# Task goal
Output each line of the material exactly as it stands.

# Provided material

━━━━

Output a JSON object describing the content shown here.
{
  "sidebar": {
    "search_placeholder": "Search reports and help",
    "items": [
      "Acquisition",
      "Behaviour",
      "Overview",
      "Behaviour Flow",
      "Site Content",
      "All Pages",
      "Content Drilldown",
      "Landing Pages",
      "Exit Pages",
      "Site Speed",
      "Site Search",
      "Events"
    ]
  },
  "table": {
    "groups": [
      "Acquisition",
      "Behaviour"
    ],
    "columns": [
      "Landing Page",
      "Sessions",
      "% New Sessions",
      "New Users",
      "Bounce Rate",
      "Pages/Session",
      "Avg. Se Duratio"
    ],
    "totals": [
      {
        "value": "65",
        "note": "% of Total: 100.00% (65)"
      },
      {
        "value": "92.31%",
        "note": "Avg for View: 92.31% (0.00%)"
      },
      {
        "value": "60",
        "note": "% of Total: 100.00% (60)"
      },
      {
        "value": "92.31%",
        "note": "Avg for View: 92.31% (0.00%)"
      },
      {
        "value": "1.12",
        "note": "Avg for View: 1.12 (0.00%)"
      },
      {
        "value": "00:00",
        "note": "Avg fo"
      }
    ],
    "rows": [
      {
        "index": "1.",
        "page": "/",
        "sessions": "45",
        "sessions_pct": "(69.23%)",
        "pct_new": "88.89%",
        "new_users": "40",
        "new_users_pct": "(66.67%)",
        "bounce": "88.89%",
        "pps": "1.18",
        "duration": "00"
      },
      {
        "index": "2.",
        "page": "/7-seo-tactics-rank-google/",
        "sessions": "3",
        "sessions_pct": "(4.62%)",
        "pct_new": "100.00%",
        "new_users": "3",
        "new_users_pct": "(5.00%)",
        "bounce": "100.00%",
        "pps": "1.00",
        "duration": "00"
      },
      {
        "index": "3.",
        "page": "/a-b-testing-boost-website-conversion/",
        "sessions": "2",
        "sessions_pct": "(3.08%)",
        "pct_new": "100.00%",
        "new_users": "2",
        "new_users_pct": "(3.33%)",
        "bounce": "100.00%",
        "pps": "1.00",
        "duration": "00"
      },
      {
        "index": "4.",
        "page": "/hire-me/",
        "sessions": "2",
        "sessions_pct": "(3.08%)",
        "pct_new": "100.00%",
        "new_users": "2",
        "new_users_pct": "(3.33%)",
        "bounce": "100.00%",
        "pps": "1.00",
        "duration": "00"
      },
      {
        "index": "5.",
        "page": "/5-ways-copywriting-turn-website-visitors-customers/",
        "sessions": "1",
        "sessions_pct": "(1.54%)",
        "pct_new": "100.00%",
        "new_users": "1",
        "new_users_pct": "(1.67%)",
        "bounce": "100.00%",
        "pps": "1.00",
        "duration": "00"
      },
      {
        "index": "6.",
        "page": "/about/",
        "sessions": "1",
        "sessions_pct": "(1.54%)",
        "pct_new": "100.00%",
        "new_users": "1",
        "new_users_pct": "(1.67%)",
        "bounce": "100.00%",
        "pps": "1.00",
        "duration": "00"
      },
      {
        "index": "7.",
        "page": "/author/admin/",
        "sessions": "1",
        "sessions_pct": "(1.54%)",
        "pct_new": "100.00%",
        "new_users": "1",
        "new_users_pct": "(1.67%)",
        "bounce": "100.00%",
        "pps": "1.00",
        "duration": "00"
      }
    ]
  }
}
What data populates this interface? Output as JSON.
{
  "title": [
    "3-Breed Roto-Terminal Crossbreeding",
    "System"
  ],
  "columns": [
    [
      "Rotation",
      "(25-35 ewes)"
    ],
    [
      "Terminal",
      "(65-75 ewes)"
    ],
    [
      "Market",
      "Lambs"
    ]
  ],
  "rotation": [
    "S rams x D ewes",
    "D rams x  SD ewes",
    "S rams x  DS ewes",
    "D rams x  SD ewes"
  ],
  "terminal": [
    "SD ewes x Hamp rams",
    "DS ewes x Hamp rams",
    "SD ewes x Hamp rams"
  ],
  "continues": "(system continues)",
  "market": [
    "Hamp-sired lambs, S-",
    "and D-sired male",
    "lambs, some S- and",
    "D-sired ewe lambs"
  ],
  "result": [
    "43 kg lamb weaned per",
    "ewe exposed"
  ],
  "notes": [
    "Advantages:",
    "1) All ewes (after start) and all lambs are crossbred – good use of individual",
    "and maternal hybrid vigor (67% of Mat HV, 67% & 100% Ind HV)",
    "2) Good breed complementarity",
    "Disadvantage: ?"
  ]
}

━━━━

# Correct result
Output a JSON object describing the content shown here.
{
  "sidebar": {
    "search_placeholder": "Search reports and help",
    "items": [
      "Acquisition",
      "Behaviour",
      "Overview",
      "Behaviour Flow",
      "Site Content",
      "All Pages",
      "Content Drilldown",
      "Landing Pages",
      "Exit Pages",
      "Site Speed",
      "Site Search",
      "Events"
    ]
  },
  "table": {
    "groups": [
      "Acquisition",
      "Behaviour"
    ],
    "columns": [
      "Landing Page",
      "Sessions",
      "% New Sessions",
      "New Users",
      "Bounce Rate",
      "Pages/Session",
      "Avg. Se Duratio"
    ],
    "totals": [
      {
        "value": "65",
        "note": "% of Total: 100.00% (65)"
      },
      {
        "value": "92.31%",
        "note": "Avg for View: 92.31% (0.00%)"
      },
      {
        "value": "60",
        "note": "% of Total: 100.00% (60)"
      },
      {
        "value": "92.31%",
        "note": "Avg for View: 92.31% (0.00%)"
      },
      {
        "value": "1.12",
        "note": "Avg for View: 1.12 (0.00%)"
      },
      {
        "value": "00:00",
        "note": "Avg fo"
      }
    ],
    "rows": [
      {
        "index": "1.",
        "page": "/",
        "sessions": "45",
        "sessions_pct": "(69.23%)",
        "pct_new": "88.89%",
        "new_users": "40",
        "new_users_pct": "(66.67%)",
        "bounce": "88.89%",
        "pps": "1.18",
        "duration": "00"
      },
      {
        "index": "2.",
        "page": "/7-seo-tactics-rank-google/",
        "sessions": "3",
        "sessions_pct": "(4.62%)",
        "pct_new": "100.00%",
        "new_users": "3",
        "new_users_pct": "(5.00%)",
        "bounce": "100.00%",
        "pps": "1.00",
        "duration": "00"
      },
      {
        "index": "3.",
        "page": "/a-b-testing-boost-website-conversion/",
        "sessions": "2",
        "sessions_pct": "(3.08%)",
        "pct_new": "100.00%",
        "new_users": "2",
        "new_users_pct": "(3.33%)",
        "bounce": "100.00%",
        "pps": "1.00",
        "duration": "00"
      },
      {
        "index": "4.",
        "page": "/hire-me/",
        "sessions": "2",
        "sessions_pct": "(3.08%)",
        "pct_new": "100.00%",
        "new_users": "2",
        "new_users_pct": "(3.33%)",
        "bounce": "100.00%",
        "pps": "1.00",
        "duration": "00"
      },
      {
        "index": "5.",
        "page": "/5-ways-copywriting-turn-website-visitors-customers/",
        "sessions": "1",
        "sessions_pct": "(1.54%)",
        "pct_new": "100.00%",
        "new_users": "1",
        "new_users_pct": "(1.67%)",
        "bounce": "100.00%",
        "pps": "1.00",
        "duration": "00"
      },
      {
        "index": "6.",
        "page": "/about/",
        "sessions": "1",
        "sessions_pct": "(1.54%)",
        "pct_new": "100.00%",
        "new_users": "1",
        "new_users_pct": "(1.67%)",
        "bounce": "100.00%",
        "pps": "1.00",
        "duration": "00"
      },
      {
        "index": "7.",
        "page": "/author/admin/",
        "sessions": "1",
        "sessions_pct": "(1.54%)",
        "pct_new": "100.00%",
        "new_users": "1",
        "new_users_pct": "(1.67%)",
        "bounce": "100.00%",
        "pps": "1.00",
        "duration": "00"
      }
    ]
  }
}
What data populates this interface? Output as JSON.
{
  "title": [
    "3-Breed Roto-Terminal Crossbreeding",
    "System"
  ],
  "columns": [
    [
      "Rotation",
      "(25-35 ewes)"
    ],
    [
      "Terminal",
      "(65-75 ewes)"
    ],
    [
      "Market",
      "Lambs"
    ]
  ],
  "rotation": [
    "S rams x D ewes",
    "D rams x  SD ewes",
    "S rams x  DS ewes",
    "D rams x  SD ewes"
  ],
  "terminal": [
    "SD ewes x Hamp rams",
    "DS ewes x Hamp rams",
    "SD ewes x Hamp rams"
  ],
  "continues": "(system continues)",
  "market": [
    "Hamp-sired lambs, S-",
    "and D-sired male",
    "lambs, some S- and",
    "D-sired ewe lambs"
  ],
  "result": [
    "43 kg lamb weaned per",
    "ewe exposed"
  ],
  "notes": [
    "Advantages:",
    "1) All ewes (after start) and all lambs are crossbred – good use of individual",
    "and maternal hybrid vigor (67% of Mat HV, 67% & 100% Ind HV)",
    "2) Good breed complementarity",
    "Disadvantage: ?"
  ]
}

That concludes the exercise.